[Start]

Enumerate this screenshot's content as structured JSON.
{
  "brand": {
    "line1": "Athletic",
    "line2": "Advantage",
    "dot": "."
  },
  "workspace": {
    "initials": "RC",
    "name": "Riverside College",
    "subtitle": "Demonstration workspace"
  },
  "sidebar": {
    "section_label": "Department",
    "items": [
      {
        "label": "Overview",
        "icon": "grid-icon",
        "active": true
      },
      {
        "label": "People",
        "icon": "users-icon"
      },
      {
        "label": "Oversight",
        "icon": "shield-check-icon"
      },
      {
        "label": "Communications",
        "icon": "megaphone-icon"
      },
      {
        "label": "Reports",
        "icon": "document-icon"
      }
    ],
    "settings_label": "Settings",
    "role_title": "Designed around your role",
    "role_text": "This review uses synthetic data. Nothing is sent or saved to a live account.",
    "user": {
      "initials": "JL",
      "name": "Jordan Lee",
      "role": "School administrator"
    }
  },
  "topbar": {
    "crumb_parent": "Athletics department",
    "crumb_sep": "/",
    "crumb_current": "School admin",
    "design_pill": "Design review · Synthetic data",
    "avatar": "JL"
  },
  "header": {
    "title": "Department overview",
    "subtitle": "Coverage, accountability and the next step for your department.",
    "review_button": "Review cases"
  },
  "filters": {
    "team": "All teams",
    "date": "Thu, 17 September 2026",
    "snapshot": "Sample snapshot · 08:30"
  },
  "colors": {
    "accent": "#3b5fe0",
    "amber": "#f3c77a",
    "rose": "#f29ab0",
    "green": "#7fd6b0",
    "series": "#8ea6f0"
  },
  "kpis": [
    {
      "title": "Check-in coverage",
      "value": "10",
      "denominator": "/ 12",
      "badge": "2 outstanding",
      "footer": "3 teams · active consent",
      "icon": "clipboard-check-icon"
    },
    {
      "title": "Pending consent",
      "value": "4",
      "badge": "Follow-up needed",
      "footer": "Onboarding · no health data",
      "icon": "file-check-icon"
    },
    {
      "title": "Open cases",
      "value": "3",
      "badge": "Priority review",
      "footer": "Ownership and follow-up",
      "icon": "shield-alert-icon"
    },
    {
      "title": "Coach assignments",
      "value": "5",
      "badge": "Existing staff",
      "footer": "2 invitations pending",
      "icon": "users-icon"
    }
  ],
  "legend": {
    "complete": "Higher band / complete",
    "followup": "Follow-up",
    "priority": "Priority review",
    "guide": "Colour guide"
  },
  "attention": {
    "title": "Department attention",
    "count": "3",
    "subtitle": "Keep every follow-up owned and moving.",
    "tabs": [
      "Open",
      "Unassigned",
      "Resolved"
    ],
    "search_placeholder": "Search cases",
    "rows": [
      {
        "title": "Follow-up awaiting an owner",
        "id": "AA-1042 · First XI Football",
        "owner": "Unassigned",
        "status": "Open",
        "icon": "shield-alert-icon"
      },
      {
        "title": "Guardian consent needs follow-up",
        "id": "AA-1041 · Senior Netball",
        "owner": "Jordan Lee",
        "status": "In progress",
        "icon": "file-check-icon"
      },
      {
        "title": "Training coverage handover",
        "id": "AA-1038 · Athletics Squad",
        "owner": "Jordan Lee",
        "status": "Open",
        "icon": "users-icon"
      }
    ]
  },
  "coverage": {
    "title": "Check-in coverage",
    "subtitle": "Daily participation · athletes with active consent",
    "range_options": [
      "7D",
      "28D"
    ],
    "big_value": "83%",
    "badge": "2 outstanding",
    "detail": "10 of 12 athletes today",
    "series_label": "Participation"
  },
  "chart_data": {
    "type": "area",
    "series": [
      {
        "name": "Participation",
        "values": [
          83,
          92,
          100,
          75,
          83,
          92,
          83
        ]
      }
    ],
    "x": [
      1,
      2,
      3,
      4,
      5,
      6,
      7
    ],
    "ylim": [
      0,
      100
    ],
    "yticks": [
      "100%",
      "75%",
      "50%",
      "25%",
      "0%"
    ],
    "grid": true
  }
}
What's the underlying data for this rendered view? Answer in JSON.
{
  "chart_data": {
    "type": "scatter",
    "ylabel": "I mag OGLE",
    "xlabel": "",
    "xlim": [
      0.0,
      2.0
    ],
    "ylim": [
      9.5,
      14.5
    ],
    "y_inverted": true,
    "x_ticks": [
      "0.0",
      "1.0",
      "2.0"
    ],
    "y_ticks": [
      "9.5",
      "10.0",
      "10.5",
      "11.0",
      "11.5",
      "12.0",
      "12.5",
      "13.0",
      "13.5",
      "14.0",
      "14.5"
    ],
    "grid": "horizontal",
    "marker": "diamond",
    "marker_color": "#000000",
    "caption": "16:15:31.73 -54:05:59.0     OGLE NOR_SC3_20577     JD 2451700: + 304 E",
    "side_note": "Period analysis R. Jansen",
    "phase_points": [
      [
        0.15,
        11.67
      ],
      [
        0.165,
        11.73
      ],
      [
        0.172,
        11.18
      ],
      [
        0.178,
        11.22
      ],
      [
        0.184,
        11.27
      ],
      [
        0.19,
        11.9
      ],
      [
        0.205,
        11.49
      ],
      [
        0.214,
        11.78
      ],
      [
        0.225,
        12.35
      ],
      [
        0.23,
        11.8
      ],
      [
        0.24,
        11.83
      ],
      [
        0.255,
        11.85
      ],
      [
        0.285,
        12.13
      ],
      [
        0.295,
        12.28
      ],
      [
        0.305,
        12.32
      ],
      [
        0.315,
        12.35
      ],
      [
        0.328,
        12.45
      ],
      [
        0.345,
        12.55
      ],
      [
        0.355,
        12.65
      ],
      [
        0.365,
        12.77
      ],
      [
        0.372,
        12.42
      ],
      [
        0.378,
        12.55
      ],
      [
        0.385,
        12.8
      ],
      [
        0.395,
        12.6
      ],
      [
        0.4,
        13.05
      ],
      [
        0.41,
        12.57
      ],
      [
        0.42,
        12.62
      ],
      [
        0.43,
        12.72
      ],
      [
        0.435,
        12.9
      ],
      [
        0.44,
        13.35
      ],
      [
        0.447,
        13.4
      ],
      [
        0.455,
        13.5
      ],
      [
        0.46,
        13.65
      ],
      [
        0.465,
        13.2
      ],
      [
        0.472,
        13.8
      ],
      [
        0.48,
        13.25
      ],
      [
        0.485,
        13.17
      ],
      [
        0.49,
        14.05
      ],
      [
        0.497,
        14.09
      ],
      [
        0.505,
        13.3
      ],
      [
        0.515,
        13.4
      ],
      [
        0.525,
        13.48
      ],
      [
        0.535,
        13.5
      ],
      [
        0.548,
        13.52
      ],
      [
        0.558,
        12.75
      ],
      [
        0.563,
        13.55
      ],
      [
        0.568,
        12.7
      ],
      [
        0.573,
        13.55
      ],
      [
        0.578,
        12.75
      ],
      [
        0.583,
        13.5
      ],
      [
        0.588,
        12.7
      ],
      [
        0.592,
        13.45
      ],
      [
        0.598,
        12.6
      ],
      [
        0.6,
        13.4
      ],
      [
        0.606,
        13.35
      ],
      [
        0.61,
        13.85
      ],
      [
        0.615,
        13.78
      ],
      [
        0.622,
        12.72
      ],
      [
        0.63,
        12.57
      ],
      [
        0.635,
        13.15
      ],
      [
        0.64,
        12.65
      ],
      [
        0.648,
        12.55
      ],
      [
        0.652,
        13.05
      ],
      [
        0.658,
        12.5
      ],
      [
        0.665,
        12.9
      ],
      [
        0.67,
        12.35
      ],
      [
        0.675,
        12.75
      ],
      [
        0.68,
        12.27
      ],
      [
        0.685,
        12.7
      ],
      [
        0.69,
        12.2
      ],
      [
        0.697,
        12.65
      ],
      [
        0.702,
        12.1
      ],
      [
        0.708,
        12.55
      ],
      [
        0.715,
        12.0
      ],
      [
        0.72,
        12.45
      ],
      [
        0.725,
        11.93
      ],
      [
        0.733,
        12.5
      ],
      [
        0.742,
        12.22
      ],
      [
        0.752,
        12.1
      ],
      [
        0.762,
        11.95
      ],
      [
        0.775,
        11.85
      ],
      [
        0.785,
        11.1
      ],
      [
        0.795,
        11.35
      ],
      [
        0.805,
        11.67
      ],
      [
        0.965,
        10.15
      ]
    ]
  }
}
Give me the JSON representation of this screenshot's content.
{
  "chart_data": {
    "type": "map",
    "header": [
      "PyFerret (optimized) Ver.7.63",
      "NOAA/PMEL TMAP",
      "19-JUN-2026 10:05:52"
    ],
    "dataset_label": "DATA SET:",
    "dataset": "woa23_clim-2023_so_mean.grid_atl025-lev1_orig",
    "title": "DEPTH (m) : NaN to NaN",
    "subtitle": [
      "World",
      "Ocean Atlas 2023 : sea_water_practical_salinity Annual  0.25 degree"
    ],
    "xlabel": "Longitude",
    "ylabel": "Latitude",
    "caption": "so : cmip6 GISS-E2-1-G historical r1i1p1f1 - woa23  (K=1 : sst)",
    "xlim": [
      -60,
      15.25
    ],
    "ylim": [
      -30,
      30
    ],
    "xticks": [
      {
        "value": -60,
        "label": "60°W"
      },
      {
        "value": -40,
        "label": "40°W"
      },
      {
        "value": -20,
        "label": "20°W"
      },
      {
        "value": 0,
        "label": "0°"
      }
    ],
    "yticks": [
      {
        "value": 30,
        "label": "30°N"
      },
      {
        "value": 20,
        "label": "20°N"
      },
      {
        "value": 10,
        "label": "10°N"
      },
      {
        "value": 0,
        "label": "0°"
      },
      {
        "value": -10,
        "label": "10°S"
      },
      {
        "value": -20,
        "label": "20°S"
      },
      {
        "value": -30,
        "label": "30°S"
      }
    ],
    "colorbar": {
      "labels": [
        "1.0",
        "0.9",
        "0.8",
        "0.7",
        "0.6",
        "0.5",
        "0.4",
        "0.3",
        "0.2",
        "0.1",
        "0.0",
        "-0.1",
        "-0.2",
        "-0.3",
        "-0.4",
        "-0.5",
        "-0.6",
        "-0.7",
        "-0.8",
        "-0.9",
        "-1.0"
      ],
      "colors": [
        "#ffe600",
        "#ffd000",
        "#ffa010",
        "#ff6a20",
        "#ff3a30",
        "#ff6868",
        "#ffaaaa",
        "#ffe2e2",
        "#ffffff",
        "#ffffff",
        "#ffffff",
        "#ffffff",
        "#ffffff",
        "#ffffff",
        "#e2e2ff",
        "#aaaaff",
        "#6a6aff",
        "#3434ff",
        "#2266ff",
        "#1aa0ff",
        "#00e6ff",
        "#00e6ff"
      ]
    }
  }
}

[End]

▸ Instruction
Search the listing for the word "caption" and return each line that holds it.

▸ The completed task
    "caption": "16:15:31.73 -54:05:59.0     OGLE NOR_SC3_20577     JD 2451700: + 304 E",
    "caption": "so : cmip6 GISS-E2-1-G historical r1i1p1f1 - woa23  (K=1 : sst)",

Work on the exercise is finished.